**Required work**
Reproduce the records below in full and exactly, without their images.

**Data for processing**

=-=-=-=-=

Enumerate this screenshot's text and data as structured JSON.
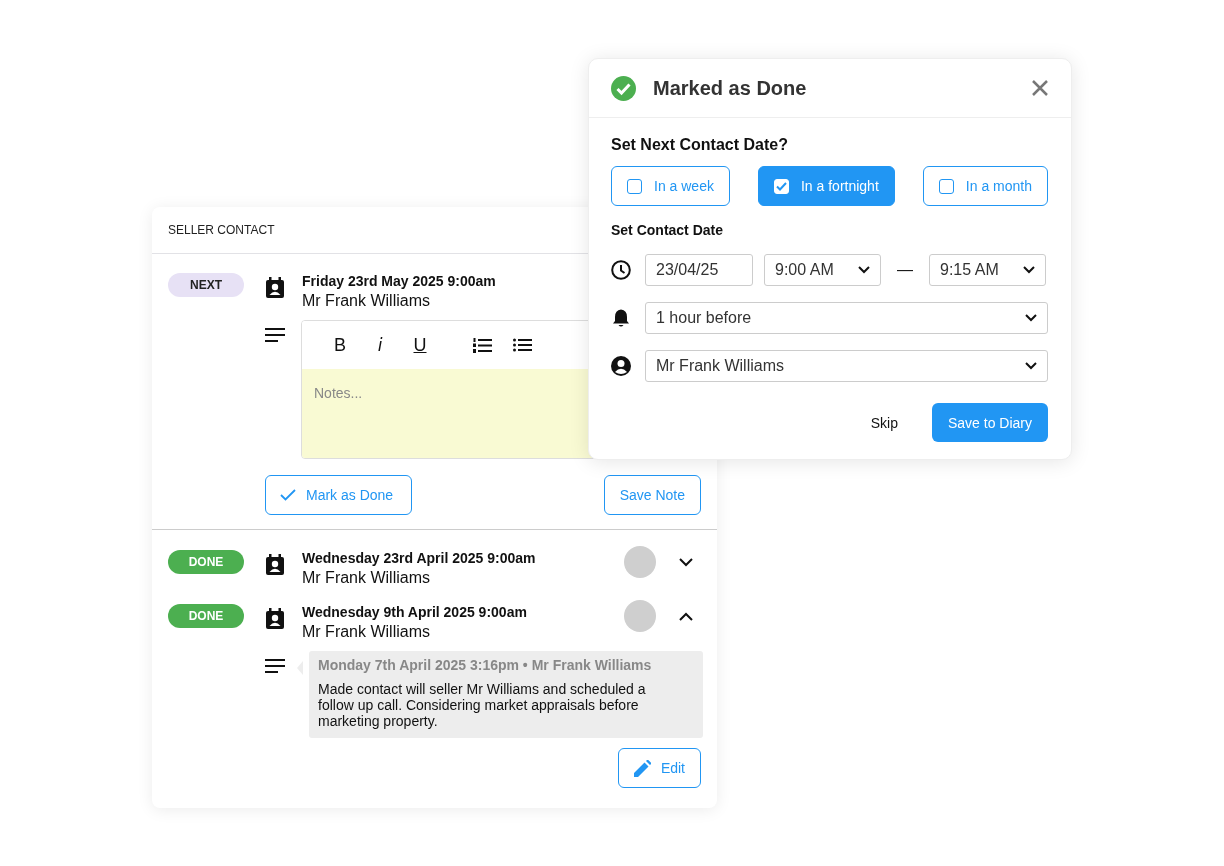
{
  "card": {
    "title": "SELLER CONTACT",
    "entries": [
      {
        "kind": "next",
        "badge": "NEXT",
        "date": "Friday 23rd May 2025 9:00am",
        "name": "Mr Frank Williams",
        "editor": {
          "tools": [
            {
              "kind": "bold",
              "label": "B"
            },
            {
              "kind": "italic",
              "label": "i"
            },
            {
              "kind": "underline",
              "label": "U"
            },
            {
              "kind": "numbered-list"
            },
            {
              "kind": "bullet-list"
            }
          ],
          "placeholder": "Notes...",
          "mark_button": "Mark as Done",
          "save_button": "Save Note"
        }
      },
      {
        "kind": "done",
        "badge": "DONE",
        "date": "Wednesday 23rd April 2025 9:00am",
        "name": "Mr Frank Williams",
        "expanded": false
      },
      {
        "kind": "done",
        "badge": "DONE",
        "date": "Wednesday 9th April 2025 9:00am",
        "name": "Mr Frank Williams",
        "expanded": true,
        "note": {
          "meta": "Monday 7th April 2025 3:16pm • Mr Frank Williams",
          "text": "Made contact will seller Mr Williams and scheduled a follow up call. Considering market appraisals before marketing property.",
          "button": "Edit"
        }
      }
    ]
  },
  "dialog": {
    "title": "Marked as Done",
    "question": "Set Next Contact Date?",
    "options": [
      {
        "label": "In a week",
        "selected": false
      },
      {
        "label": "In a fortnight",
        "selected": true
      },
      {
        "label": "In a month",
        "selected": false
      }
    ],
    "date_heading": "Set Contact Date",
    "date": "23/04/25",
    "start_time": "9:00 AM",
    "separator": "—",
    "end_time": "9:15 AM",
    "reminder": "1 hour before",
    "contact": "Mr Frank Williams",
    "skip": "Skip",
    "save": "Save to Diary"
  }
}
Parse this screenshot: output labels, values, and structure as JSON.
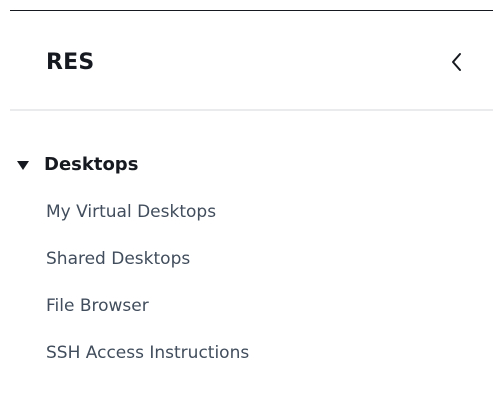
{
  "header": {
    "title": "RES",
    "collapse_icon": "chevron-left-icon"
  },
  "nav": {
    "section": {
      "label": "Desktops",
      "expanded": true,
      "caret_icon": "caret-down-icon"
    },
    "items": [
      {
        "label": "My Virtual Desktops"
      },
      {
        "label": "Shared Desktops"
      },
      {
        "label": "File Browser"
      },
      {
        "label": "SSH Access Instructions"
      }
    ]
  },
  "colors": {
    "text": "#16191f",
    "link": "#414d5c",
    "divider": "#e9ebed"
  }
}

=-=-=-=-=

**Exercise answer**
Enumerate this screenshot's text and data as structured JSON.
{
  "card": {
    "title": "SELLER CONTACT",
    "entries": [
      {
        "kind": "next",
        "badge": "NEXT",
        "date": "Friday 23rd May 2025 9:00am",
        "name": "Mr Frank Williams",
        "editor": {
          "tools": [
            {
              "kind": "bold",
              "label": "B"
            },
            {
              "kind": "italic",
              "label": "i"
            },
            {
              "kind": "underline",
              "label": "U"
            },
            {
              "kind": "numbered-list"
            },
            {
              "kind": "bullet-list"
            }
          ],
          "placeholder": "Notes...",
          "mark_button": "Mark as Done",
          "save_button": "Save Note"
        }
      },
      {
        "kind": "done",
        "badge": "DONE",
        "date": "Wednesday 23rd April 2025 9:00am",
        "name": "Mr Frank Williams",
        "expanded": false
      },
      {
        "kind": "done",
        "badge": "DONE",
        "date": "Wednesday 9th April 2025 9:00am",
        "name": "Mr Frank Williams",
        "expanded": true,
        "note": {
          "meta": "Monday 7th April 2025 3:16pm • Mr Frank Williams",
          "text": "Made contact will seller Mr Williams and scheduled a follow up call. Considering market appraisals before marketing property.",
          "button": "Edit"
        }
      }
    ]
  },
  "dialog": {
    "title": "Marked as Done",
    "question": "Set Next Contact Date?",
    "options": [
      {
        "label": "In a week",
        "selected": false
      },
      {
        "label": "In a fortnight",
        "selected": true
      },
      {
        "label": "In a month",
        "selected": false
      }
    ],
    "date_heading": "Set Contact Date",
    "date": "23/04/25",
    "start_time": "9:00 AM",
    "separator": "—",
    "end_time": "9:15 AM",
    "reminder": "1 hour before",
    "contact": "Mr Frank Williams",
    "skip": "Skip",
    "save": "Save to Diary"
  }
}
Parse this screenshot: output labels, values, and structure as JSON.
{
  "header": {
    "title": "RES",
    "collapse_icon": "chevron-left-icon"
  },
  "nav": {
    "section": {
      "label": "Desktops",
      "expanded": true,
      "caret_icon": "caret-down-icon"
    },
    "items": [
      {
        "label": "My Virtual Desktops"
      },
      {
        "label": "Shared Desktops"
      },
      {
        "label": "File Browser"
      },
      {
        "label": "SSH Access Instructions"
      }
    ]
  },
  "colors": {
    "text": "#16191f",
    "link": "#414d5c",
    "divider": "#e9ebed"
  }
}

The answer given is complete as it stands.